#### Aim of the task:
Among the entries, which lines carry the string "places"? Copy each of them.

::: Provided records :::

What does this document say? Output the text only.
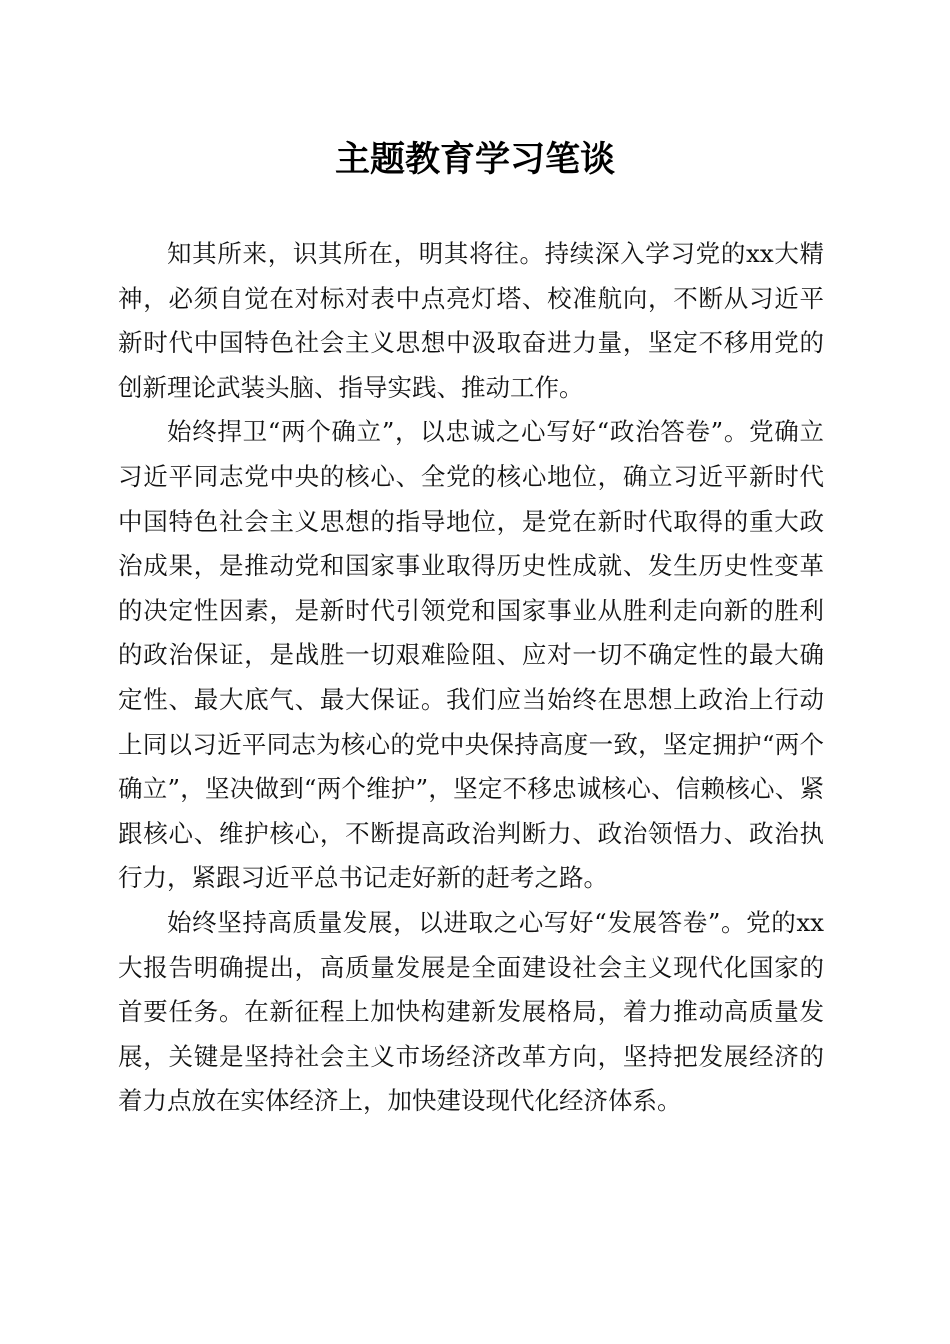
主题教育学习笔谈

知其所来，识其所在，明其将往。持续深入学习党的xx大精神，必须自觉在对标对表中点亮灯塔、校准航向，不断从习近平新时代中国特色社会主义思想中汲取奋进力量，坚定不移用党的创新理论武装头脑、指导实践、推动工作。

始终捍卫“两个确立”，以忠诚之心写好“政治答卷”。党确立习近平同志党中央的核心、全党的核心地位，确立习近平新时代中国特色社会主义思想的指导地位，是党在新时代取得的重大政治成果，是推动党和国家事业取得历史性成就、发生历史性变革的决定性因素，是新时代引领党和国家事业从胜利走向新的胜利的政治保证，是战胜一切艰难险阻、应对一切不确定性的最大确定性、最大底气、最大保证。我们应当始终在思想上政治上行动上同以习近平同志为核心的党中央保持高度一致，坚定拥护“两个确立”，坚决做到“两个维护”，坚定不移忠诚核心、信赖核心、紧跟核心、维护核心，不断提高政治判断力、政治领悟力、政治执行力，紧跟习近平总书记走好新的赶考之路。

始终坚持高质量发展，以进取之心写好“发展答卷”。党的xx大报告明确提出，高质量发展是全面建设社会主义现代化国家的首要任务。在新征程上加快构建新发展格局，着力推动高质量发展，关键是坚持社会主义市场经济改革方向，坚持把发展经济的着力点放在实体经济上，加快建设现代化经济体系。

:::
::: Provided records :::

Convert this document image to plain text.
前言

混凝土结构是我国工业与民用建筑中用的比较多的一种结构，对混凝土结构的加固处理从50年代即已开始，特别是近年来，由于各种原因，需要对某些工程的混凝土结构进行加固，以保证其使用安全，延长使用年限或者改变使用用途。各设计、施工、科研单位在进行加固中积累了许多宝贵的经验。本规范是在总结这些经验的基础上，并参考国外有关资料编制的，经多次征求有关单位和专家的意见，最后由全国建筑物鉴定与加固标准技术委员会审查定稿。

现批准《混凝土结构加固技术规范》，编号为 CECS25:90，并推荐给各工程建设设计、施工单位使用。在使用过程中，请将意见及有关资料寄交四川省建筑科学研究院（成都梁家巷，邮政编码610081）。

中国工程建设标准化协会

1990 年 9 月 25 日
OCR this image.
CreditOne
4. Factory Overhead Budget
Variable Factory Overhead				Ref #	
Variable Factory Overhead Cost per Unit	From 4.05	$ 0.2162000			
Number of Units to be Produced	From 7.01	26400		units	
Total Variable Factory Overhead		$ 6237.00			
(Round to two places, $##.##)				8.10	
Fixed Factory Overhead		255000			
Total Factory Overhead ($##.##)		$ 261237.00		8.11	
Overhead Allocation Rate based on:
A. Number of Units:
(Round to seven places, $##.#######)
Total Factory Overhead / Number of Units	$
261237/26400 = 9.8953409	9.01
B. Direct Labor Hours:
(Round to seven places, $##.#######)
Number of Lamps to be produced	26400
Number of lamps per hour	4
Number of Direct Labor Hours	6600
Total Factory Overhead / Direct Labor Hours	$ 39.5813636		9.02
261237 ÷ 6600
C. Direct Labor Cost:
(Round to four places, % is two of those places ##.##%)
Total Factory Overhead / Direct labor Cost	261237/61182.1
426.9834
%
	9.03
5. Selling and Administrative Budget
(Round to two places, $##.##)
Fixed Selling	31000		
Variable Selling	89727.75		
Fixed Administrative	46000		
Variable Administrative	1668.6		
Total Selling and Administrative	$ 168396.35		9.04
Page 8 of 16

:::

#### Task result:
(Round to two places, $##.##)				8.10	
(Round to seven places, $##.#######)
(Round to seven places, $##.#######)
(Round to four places, % is two of those places ##.##%)
(Round to two places, $##.##)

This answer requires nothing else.